The request:
Set down every record once more, exactly as given.

(Data entries)
▬▬▬▬▬▬▬▬▬▬

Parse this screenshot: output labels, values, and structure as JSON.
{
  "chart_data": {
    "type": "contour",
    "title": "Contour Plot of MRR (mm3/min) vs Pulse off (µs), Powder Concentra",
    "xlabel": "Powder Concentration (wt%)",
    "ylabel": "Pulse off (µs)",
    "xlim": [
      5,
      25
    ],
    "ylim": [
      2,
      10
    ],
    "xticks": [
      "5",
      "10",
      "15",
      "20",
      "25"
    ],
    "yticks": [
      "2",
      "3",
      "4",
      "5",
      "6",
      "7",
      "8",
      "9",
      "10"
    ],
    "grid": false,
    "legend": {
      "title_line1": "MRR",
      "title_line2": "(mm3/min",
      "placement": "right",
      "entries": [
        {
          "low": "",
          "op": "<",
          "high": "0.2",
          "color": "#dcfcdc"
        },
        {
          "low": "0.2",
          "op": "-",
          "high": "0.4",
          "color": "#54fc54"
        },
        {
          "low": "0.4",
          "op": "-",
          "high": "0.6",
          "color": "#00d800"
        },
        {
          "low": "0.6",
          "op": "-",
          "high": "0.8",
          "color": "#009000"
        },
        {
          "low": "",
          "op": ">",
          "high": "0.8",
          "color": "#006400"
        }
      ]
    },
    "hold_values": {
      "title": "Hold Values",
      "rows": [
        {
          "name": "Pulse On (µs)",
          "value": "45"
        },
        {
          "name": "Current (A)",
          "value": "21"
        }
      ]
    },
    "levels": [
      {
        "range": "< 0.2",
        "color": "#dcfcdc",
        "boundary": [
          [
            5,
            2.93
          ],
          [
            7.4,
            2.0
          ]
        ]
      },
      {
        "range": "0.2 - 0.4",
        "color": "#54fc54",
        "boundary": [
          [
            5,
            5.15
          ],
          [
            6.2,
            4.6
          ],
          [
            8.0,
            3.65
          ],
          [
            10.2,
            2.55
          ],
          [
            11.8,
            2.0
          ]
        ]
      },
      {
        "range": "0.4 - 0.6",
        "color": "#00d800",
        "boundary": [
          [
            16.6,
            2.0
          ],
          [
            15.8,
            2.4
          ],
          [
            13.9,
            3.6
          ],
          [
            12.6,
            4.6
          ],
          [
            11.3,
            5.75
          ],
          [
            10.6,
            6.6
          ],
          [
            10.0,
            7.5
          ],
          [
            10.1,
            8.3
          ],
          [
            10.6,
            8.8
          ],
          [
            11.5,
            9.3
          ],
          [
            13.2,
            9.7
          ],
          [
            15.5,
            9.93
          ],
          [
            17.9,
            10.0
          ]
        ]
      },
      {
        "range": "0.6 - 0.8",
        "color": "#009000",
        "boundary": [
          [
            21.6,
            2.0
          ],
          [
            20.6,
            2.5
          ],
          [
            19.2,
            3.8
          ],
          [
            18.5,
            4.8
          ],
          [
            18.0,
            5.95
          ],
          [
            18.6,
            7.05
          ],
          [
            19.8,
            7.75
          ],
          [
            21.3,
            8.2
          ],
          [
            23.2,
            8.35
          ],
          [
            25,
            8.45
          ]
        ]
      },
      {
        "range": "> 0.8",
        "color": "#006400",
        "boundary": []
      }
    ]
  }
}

▬▬▬▬▬▬▬▬▬▬

Response:
Parse this screenshot: output labels, values, and structure as JSON.
{
  "chart_data": {
    "type": "contour",
    "title": "Contour Plot of MRR (mm3/min) vs Pulse off (µs), Powder Concentra",
    "xlabel": "Powder Concentration (wt%)",
    "ylabel": "Pulse off (µs)",
    "xlim": [
      5,
      25
    ],
    "ylim": [
      2,
      10
    ],
    "xticks": [
      "5",
      "10",
      "15",
      "20",
      "25"
    ],
    "yticks": [
      "2",
      "3",
      "4",
      "5",
      "6",
      "7",
      "8",
      "9",
      "10"
    ],
    "grid": false,
    "legend": {
      "title_line1": "MRR",
      "title_line2": "(mm3/min",
      "placement": "right",
      "entries": [
        {
          "low": "",
          "op": "<",
          "high": "0.2",
          "color": "#dcfcdc"
        },
        {
          "low": "0.2",
          "op": "-",
          "high": "0.4",
          "color": "#54fc54"
        },
        {
          "low": "0.4",
          "op": "-",
          "high": "0.6",
          "color": "#00d800"
        },
        {
          "low": "0.6",
          "op": "-",
          "high": "0.8",
          "color": "#009000"
        },
        {
          "low": "",
          "op": ">",
          "high": "0.8",
          "color": "#006400"
        }
      ]
    },
    "hold_values": {
      "title": "Hold Values",
      "rows": [
        {
          "name": "Pulse On (µs)",
          "value": "45"
        },
        {
          "name": "Current (A)",
          "value": "21"
        }
      ]
    },
    "levels": [
      {
        "range": "< 0.2",
        "color": "#dcfcdc",
        "boundary": [
          [
            5,
            2.93
          ],
          [
            7.4,
            2.0
          ]
        ]
      },
      {
        "range": "0.2 - 0.4",
        "color": "#54fc54",
        "boundary": [
          [
            5,
            5.15
          ],
          [
            6.2,
            4.6
          ],
          [
            8.0,
            3.65
          ],
          [
            10.2,
            2.55
          ],
          [
            11.8,
            2.0
          ]
        ]
      },
      {
        "range": "0.4 - 0.6",
        "color": "#00d800",
        "boundary": [
          [
            16.6,
            2.0
          ],
          [
            15.8,
            2.4
          ],
          [
            13.9,
            3.6
          ],
          [
            12.6,
            4.6
          ],
          [
            11.3,
            5.75
          ],
          [
            10.6,
            6.6
          ],
          [
            10.0,
            7.5
          ],
          [
            10.1,
            8.3
          ],
          [
            10.6,
            8.8
          ],
          [
            11.5,
            9.3
          ],
          [
            13.2,
            9.7
          ],
          [
            15.5,
            9.93
          ],
          [
            17.9,
            10.0
          ]
        ]
      },
      {
        "range": "0.6 - 0.8",
        "color": "#009000",
        "boundary": [
          [
            21.6,
            2.0
          ],
          [
            20.6,
            2.5
          ],
          [
            19.2,
            3.8
          ],
          [
            18.5,
            4.8
          ],
          [
            18.0,
            5.95
          ],
          [
            18.6,
            7.05
          ],
          [
            19.8,
            7.75
          ],
          [
            21.3,
            8.2
          ],
          [
            23.2,
            8.35
          ],
          [
            25,
            8.45
          ]
        ]
      },
      {
        "range": "> 0.8",
        "color": "#006400",
        "boundary": []
      }
    ]
  }
}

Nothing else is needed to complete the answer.